:: Document passage
Dating is tricky enough without hidden cross-cultural differences. Save yourself some needless heartbreak and prepare yourself ahead of time by knowing a few simple differences between the way Vietnamese women think about dating versus Western women (especially as compared to USA, Canada, and Australia).

We’ll discuss a few norms and expectations that are important during the earliest stages of dating when both parties are more-or-less strangers. We’ll touch on topics like: texting, who pays, exclusivity, family, and more.

A few caveats and things to note before getting into the details:

Dating Urban vs Rural Vietnamese Women

  • The following descriptions largely pertain to metropolitan areas like Hanoi, Ho Chi Minh, or Da Nang. Vietnam is a large diverse place with over 50 “ethnic minority”, so YMMV outside these modern and increasingly-cosmopolitan areas.

Dating Northern vs. Southern Vietnamese Women

  • Hanoi ladies have a reputation for “playing hard to get”, being playfully difficult, and being slightly more traditional in their gender-based dating roles. Much of this article has been written about Hanoi-women. Alternatively, Vietnamese ladies from Ho Chi Minh City are stereotypically more casual and more Western in their mannerisms and attitudes. With a larger international community in Ho Chi Minh City, and more American-Vietnamese familial connections, the ladies of Ho Chi Minh City are more likely to understand you and your mannerisms.

Dynamic Vietnam

  • Vietnamese culture is changing rapidly. Within living memory it was illegal to dance to Western music or wear jeans or even run your own business. Now, Vietnam is a bustling, high-growth gem of South East Asia. This results in high variance: some people are more traditional, while others are indistinguishable from Vietnamese-Americans.

1) Long Period of Texting-Only Before Dating a Vietnamese Woman

Let’s say you’ve met a young Vietnamese woman, either in person or via an online-dating app: you should be prepared for multiple weeks of just texting, without any in-person meeting. She will use this time to get to know you and judge whether she is interested in you, or whether you are a safety-risk.
::::
:: Provided records
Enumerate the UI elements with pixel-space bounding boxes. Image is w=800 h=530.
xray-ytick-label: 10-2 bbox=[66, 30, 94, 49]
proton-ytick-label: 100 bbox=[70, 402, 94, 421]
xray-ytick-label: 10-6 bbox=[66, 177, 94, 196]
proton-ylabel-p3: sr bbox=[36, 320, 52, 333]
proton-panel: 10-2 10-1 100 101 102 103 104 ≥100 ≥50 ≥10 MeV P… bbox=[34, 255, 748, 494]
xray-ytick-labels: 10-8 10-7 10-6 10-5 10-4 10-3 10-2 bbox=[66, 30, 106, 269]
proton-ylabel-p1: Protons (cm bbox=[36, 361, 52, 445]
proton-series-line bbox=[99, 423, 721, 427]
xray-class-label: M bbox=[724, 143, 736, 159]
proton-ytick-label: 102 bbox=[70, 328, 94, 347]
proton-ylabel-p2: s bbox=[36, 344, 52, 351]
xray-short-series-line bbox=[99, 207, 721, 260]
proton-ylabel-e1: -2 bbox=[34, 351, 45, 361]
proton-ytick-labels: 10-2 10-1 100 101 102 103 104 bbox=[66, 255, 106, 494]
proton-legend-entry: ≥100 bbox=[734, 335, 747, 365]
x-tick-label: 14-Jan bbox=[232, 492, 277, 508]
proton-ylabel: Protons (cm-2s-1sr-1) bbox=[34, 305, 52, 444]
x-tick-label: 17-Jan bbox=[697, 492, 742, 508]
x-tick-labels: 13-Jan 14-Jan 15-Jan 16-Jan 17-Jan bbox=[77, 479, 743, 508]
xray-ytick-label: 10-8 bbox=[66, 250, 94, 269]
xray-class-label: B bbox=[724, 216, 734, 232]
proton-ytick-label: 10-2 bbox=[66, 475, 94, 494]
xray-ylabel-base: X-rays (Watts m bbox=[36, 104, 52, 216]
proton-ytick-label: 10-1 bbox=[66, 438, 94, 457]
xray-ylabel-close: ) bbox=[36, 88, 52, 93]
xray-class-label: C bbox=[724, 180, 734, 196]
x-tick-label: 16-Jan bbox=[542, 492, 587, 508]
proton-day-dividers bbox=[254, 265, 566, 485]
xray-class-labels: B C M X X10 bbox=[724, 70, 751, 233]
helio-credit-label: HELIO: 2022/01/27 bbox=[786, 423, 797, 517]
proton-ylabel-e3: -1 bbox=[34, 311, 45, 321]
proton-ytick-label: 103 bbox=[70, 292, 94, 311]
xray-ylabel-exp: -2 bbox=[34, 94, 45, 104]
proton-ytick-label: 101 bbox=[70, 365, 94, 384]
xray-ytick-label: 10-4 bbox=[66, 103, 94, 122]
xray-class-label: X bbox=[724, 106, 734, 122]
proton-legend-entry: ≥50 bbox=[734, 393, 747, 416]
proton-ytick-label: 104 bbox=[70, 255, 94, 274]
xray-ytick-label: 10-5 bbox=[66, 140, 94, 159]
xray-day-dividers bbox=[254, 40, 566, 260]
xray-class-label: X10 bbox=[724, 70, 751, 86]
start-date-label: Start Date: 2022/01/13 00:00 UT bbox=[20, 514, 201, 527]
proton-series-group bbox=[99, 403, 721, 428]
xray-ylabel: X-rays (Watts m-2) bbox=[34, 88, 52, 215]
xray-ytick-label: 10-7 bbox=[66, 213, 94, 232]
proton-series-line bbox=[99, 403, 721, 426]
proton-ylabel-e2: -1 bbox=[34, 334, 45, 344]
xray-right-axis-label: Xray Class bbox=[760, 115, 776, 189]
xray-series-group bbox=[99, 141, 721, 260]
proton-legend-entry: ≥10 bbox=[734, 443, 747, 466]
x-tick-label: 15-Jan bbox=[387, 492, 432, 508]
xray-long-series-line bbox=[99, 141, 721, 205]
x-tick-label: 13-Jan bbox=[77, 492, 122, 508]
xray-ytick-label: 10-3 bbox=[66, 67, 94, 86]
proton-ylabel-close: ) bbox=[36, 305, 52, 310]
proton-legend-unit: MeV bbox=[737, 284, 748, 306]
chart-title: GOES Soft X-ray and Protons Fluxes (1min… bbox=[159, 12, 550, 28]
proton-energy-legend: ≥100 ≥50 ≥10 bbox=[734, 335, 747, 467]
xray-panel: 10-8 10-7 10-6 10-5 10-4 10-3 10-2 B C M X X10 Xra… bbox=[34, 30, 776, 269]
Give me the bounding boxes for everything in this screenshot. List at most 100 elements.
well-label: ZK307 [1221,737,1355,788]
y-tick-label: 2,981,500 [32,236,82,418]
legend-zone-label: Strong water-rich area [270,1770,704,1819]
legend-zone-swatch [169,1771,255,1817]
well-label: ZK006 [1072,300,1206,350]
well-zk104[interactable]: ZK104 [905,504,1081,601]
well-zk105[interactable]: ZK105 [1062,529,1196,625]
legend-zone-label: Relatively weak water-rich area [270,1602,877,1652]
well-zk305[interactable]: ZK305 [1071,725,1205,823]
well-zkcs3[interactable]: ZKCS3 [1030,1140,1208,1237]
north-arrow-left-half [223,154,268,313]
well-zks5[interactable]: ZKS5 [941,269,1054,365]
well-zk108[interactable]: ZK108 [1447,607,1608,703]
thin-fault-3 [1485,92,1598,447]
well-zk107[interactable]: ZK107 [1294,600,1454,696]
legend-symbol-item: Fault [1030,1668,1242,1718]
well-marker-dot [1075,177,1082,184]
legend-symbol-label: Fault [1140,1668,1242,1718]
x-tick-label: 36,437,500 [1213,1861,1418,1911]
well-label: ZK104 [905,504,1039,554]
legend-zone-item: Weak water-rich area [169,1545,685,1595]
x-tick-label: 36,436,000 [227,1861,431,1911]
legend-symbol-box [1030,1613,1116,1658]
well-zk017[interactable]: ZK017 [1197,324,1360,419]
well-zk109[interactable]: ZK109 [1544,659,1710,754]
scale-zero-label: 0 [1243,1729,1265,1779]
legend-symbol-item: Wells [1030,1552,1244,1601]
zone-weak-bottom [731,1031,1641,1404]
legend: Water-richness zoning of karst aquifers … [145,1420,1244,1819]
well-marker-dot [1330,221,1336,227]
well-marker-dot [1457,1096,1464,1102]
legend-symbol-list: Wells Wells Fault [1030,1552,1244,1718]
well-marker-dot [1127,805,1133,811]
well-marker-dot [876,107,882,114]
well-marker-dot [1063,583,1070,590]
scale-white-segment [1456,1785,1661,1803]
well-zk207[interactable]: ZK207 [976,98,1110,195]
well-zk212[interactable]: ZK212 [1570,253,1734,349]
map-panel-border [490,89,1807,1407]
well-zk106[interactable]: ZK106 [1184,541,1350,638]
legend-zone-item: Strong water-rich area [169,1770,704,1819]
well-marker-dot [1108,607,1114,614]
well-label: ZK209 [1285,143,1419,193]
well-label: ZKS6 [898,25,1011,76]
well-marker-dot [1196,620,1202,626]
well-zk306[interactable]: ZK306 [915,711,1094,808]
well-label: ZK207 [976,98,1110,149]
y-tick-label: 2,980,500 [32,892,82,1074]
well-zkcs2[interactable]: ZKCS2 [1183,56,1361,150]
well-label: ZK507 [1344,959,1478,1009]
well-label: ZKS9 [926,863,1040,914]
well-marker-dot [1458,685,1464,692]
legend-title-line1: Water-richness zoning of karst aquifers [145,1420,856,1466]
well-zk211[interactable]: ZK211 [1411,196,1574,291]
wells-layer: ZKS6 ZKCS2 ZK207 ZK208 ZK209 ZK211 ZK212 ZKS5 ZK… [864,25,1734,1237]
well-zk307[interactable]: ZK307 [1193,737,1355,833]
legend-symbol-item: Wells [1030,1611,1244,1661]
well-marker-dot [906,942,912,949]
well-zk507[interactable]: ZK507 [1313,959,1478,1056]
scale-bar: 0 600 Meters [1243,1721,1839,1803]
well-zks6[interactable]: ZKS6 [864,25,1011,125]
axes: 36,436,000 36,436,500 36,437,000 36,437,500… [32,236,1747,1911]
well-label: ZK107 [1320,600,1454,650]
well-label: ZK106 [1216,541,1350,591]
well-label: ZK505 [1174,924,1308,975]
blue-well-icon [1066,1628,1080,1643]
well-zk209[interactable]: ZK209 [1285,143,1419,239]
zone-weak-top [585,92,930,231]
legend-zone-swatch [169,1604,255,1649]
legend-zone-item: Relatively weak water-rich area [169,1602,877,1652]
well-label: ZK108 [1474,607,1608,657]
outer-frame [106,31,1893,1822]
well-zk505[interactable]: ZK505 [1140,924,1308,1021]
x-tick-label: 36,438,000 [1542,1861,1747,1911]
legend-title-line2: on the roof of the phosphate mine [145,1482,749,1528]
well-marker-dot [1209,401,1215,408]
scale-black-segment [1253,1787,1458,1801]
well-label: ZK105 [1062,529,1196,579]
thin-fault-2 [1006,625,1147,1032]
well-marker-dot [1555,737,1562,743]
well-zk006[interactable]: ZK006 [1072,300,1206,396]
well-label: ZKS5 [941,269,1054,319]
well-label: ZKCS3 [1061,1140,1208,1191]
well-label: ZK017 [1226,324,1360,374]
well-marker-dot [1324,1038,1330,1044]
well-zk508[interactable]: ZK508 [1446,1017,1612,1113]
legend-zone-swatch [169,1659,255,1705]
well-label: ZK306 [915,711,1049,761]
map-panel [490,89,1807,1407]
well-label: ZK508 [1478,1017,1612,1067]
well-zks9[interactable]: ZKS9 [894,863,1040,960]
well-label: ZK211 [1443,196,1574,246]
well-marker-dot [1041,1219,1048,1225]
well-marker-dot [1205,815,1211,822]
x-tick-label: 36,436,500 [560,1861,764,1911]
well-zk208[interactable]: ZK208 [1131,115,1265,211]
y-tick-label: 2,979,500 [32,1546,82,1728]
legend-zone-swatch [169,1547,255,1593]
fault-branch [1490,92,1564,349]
::::
Problem set
• a. From the passage on dating Vietnamese women, reproduce the stretch from "Let’s say you’ve" through "are a safety-risk.".
• b. According to the passage on dating Vietnamese women, what three things were illegal in Vietnam within living memory?

Results for each task
• a.
Let’s say you’ve met a young Vietnamese woman, either in person or via an online-dating app: you should be prepared for multiple weeks of just texting, without any in-person meeting. She will use this time to get to know you and judge whether she is interested in you, or whether you are a safety-risk.

• b. Dancing to Western music, wearing jeans, and running your own business.